>> BEGIN Material for this task

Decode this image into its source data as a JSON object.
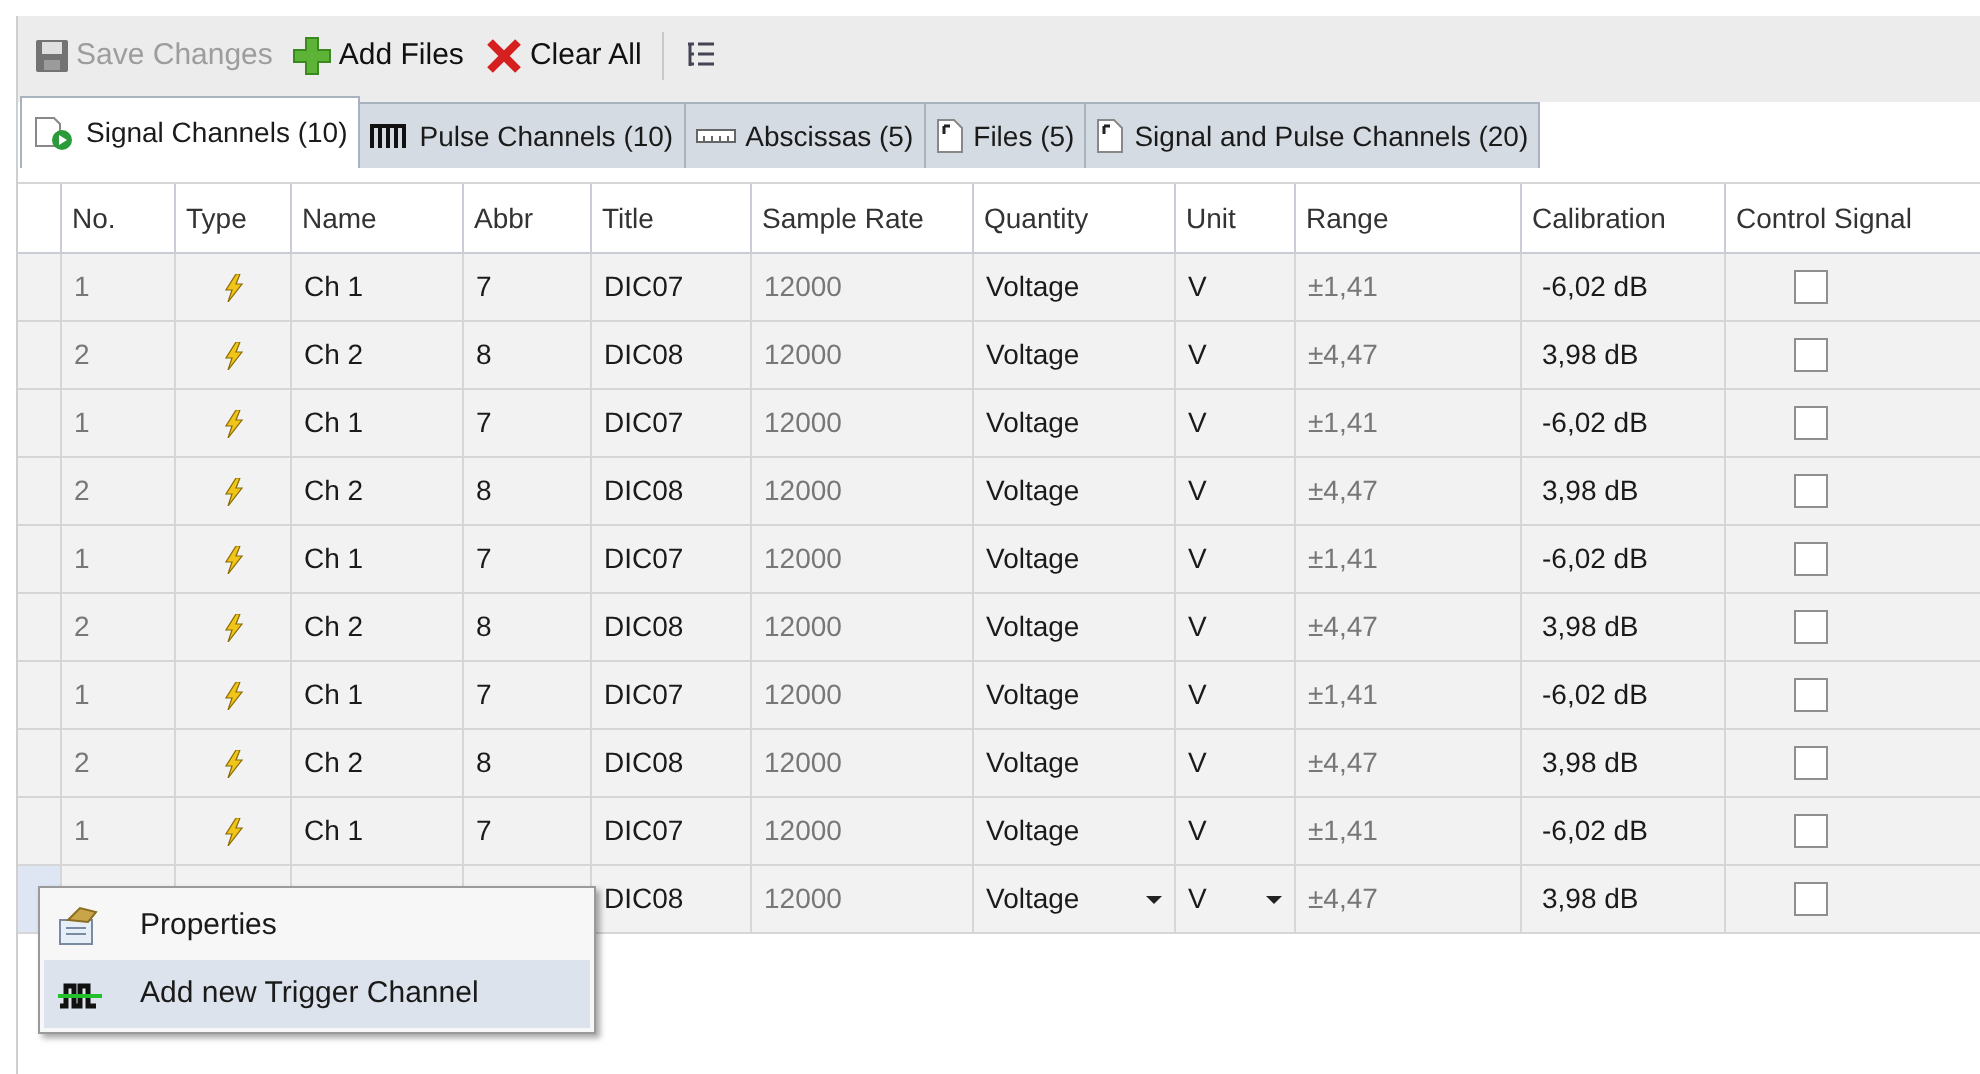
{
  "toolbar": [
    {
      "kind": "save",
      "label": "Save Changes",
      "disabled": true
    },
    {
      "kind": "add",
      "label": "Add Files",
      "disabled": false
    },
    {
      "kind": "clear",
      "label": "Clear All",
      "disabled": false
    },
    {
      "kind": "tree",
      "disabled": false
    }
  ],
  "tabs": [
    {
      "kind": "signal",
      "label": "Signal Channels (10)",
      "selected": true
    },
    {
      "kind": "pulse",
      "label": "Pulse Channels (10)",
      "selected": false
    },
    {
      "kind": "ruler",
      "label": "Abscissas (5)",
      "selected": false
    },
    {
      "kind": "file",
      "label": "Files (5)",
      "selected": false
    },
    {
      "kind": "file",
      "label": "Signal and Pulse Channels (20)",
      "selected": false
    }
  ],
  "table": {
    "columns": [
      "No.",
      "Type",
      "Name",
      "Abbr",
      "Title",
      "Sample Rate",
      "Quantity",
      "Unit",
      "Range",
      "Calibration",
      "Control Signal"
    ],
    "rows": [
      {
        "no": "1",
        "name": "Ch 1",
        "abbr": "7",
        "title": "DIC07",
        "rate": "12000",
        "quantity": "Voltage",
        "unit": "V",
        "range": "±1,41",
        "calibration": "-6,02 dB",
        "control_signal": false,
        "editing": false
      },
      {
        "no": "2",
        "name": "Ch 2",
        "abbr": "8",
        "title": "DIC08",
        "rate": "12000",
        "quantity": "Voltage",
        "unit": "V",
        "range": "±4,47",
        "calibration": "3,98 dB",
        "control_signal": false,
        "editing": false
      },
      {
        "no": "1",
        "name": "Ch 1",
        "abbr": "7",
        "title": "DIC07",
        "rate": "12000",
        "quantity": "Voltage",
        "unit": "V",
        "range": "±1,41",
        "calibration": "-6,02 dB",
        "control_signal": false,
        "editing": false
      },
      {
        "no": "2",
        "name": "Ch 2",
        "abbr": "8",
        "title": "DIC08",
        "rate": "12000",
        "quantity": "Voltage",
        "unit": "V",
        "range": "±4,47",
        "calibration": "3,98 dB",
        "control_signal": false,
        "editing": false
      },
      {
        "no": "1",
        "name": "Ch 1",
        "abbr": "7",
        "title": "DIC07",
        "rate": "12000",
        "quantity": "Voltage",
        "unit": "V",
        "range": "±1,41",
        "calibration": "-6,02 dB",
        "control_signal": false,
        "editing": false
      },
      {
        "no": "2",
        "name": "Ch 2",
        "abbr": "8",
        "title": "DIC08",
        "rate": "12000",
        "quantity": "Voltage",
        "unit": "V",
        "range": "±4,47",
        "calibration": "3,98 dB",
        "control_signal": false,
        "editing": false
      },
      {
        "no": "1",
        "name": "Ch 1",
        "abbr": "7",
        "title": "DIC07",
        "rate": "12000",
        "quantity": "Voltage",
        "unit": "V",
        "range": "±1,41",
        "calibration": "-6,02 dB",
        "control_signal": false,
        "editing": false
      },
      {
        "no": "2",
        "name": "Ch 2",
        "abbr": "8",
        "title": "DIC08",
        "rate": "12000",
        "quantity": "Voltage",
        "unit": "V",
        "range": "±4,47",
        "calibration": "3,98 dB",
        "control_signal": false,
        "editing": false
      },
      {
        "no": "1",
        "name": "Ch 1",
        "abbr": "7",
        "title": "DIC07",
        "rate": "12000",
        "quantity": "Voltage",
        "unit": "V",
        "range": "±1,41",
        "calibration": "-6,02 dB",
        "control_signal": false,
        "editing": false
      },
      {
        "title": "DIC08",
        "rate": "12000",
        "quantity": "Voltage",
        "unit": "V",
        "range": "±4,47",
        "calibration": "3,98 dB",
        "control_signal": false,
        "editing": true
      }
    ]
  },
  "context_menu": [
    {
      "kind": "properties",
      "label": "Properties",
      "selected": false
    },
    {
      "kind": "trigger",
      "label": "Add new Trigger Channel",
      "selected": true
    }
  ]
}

>> END Material for this task

> **Do this**
List all lines where "true" occurs.

> **Solution**
      "disabled": true
      "selected": true
        "editing": true
      "selected": true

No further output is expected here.